** Begin RAW DATA **

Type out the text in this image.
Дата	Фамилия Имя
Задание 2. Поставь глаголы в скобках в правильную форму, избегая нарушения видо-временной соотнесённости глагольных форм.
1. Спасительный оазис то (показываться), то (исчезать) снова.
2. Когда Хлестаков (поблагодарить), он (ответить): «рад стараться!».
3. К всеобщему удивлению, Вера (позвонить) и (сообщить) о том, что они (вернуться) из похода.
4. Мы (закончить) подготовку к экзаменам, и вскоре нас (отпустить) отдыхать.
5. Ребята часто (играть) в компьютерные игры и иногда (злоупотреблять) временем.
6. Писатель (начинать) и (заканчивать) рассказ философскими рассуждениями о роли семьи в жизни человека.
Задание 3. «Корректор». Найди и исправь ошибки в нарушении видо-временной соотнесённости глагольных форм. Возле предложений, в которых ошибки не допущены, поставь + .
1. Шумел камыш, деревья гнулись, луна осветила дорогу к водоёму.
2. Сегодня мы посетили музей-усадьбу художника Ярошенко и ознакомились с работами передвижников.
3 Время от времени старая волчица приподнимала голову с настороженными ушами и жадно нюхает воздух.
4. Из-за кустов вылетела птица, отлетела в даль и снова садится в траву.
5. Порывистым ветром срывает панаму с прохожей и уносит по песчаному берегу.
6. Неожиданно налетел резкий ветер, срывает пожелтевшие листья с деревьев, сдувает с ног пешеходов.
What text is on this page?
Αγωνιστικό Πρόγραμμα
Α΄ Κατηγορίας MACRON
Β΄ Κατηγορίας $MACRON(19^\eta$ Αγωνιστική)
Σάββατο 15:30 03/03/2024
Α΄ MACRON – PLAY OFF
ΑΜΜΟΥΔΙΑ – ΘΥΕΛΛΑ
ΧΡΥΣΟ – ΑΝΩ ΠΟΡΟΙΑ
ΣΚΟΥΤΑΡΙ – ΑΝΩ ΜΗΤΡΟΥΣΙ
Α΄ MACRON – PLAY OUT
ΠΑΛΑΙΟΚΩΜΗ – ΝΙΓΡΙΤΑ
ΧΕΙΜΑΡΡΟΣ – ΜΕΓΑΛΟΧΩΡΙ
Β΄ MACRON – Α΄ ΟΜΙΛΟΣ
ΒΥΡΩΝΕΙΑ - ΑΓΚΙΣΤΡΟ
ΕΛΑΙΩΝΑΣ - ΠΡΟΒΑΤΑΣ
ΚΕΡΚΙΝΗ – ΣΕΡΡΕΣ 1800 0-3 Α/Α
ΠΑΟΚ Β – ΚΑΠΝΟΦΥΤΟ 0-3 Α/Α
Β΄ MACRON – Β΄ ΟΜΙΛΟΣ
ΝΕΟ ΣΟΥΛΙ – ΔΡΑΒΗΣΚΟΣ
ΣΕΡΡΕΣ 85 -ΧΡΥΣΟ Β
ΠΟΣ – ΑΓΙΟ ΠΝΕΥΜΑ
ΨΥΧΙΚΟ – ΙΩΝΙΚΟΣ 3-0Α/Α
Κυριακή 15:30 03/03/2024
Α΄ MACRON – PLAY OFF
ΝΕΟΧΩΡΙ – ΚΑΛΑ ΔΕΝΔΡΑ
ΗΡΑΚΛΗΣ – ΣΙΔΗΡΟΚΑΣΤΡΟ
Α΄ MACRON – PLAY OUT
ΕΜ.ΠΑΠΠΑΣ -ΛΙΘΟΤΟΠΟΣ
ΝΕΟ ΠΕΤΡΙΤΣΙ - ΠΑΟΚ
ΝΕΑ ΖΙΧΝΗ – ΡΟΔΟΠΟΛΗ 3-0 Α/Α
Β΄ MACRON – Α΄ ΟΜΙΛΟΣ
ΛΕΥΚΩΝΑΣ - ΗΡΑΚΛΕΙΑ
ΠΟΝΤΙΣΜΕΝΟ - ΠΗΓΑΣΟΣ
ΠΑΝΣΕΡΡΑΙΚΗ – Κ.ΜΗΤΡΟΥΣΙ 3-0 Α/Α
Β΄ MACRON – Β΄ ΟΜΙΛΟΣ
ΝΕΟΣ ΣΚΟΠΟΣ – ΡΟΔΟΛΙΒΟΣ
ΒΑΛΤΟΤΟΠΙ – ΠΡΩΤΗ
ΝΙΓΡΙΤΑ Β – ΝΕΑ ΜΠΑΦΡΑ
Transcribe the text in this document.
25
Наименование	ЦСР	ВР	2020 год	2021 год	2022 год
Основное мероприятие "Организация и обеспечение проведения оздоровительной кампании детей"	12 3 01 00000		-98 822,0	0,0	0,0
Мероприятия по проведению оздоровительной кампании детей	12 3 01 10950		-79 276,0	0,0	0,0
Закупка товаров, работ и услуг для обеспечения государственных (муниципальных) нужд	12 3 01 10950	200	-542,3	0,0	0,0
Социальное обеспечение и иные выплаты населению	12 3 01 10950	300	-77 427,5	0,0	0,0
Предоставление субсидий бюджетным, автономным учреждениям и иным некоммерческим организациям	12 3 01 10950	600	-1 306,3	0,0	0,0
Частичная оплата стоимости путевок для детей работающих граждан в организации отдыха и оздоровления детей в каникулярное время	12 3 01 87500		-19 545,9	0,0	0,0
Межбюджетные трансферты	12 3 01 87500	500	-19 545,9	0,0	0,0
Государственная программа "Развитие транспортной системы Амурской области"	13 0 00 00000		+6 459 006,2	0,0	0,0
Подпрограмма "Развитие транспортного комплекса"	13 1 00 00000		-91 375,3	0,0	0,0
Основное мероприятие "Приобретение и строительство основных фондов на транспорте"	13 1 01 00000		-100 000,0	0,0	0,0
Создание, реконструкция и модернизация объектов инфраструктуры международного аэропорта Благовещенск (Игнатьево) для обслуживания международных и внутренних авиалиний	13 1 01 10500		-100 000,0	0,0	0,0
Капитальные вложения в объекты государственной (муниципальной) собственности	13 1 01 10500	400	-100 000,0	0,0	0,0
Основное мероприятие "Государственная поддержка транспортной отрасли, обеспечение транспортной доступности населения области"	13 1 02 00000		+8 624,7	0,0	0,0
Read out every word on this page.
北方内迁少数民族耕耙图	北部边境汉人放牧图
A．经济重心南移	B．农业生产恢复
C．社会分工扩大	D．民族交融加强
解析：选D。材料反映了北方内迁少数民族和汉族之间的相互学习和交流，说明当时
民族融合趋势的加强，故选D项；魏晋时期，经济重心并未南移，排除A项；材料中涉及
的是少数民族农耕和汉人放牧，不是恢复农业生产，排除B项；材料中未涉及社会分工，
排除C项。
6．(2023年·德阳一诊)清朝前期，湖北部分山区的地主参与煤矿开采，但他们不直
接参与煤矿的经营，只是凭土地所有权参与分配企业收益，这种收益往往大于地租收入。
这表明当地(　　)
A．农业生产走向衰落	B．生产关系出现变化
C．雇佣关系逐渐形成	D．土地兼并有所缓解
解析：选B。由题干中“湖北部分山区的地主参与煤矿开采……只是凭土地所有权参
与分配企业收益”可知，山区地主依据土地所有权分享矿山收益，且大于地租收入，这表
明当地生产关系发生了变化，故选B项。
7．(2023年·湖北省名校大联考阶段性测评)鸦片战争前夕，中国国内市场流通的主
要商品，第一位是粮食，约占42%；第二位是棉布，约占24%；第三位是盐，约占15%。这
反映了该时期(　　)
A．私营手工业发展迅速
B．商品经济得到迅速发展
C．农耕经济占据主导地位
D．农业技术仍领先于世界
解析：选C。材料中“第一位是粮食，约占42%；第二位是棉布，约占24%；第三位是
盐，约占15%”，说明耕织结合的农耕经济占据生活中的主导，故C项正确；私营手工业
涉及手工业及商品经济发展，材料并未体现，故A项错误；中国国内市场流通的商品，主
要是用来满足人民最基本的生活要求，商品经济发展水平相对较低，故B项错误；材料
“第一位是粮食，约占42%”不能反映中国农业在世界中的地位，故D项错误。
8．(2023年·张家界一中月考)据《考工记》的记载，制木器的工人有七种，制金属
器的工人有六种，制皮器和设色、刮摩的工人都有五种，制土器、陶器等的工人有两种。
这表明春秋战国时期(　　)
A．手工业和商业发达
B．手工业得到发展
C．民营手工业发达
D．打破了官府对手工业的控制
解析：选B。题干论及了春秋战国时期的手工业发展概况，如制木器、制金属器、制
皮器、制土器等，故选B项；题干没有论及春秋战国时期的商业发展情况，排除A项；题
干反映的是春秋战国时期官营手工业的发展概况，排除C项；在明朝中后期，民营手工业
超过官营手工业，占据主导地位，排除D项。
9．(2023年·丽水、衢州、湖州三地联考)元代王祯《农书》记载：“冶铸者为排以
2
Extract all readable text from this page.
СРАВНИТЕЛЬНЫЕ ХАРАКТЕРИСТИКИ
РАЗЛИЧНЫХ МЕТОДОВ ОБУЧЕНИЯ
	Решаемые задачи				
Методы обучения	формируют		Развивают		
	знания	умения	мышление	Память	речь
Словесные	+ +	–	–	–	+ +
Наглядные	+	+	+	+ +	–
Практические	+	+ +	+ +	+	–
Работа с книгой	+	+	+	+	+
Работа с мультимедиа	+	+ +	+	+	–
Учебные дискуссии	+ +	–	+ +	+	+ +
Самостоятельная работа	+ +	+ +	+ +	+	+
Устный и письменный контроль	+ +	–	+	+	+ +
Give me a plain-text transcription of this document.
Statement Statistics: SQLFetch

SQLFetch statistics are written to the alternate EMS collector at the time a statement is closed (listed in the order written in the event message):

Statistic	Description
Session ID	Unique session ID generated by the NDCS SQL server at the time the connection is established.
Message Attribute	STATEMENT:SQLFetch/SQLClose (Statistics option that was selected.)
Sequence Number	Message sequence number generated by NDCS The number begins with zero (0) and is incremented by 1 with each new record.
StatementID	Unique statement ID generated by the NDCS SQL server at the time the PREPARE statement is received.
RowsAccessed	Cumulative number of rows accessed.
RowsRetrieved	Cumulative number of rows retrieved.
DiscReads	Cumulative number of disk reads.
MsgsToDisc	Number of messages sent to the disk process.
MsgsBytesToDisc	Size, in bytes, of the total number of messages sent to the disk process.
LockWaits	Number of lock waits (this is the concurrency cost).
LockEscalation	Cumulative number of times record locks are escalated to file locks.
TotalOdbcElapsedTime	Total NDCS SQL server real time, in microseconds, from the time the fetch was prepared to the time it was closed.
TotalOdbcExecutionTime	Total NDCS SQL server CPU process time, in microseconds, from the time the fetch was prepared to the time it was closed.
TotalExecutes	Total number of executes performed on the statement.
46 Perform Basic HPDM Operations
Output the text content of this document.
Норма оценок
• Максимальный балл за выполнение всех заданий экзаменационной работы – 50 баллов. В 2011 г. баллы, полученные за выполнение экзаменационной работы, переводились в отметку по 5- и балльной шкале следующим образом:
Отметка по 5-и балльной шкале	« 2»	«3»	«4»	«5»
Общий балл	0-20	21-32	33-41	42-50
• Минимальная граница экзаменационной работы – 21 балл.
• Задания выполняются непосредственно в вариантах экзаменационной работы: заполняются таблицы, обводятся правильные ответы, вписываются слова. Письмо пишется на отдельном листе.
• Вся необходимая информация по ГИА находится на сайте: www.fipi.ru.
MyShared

** End RAW DATA **

PROBLEM REQUIREMENTS =
Copy out the lines in which the string "Unique" appears.

RESULT OF THIS EXERCISE =
Session ID	Unique session ID generated by the NDCS SQL server at the time the connection is established.
StatementID	Unique statement ID generated by the NDCS SQL server at the time the PREPARE statement is received.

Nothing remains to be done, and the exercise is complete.